# Given exercise
Output each line exactly as it appears, skipping any embedded picture.

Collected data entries
○ ○ ○ ○

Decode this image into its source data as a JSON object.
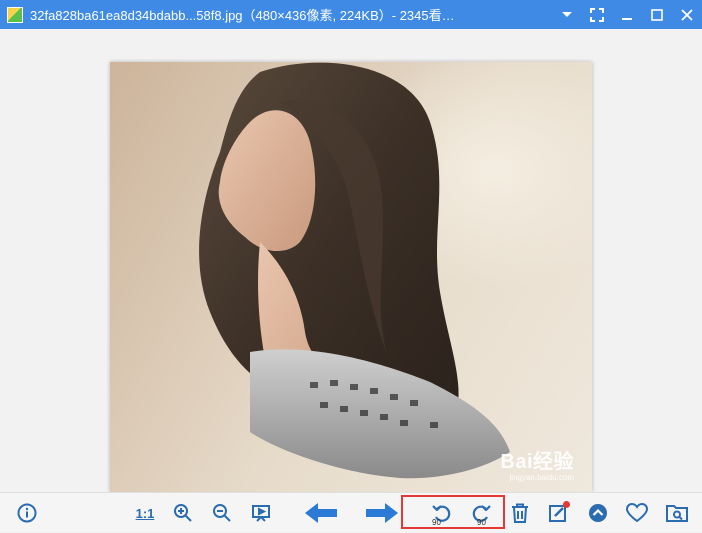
{
  "window": {
    "title": "32fa828ba61ea8d34bdabb...58f8.jpg（480×436像素, 224KB）- 2345看…"
  },
  "photo": {
    "watermark_main": "Bai经验",
    "watermark_sub": "jingyan.baidu.com"
  },
  "toolbar": {
    "actual_size_label": "1:1",
    "rotate_left_degrees": "90",
    "rotate_right_degrees": "90"
  },
  "colors": {
    "titlebar": "#3e8ae4",
    "icon_blue": "#2b6cb0",
    "highlight": "#e53935"
  },
  "icons": [
    "app-icon",
    "dropdown-icon",
    "fullscreen-icon",
    "minimize-icon",
    "maximize-icon",
    "close-icon",
    "info-icon",
    "zoom-in-icon",
    "zoom-out-icon",
    "slideshow-icon",
    "arrow-left-icon",
    "arrow-right-icon",
    "rotate-left-icon",
    "rotate-right-icon",
    "trash-icon",
    "edit-icon",
    "up-icon",
    "heart-icon",
    "folder-search-icon"
  ]
}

○ ○ ○ ○

# Exercise answer
Decode this image into its source data as a JSON object.
{
  "window": {
    "title": "32fa828ba61ea8d34bdabb...58f8.jpg（480×436像素, 224KB）- 2345看…"
  },
  "photo": {
    "watermark_main": "Bai经验",
    "watermark_sub": "jingyan.baidu.com"
  },
  "toolbar": {
    "actual_size_label": "1:1",
    "rotate_left_degrees": "90",
    "rotate_right_degrees": "90"
  },
  "colors": {
    "titlebar": "#3e8ae4",
    "icon_blue": "#2b6cb0",
    "highlight": "#e53935"
  },
  "icons": [
    "app-icon",
    "dropdown-icon",
    "fullscreen-icon",
    "minimize-icon",
    "maximize-icon",
    "close-icon",
    "info-icon",
    "zoom-in-icon",
    "zoom-out-icon",
    "slideshow-icon",
    "arrow-left-icon",
    "arrow-right-icon",
    "rotate-left-icon",
    "rotate-right-icon",
    "trash-icon",
    "edit-icon",
    "up-icon",
    "heart-icon",
    "folder-search-icon"
  ]
}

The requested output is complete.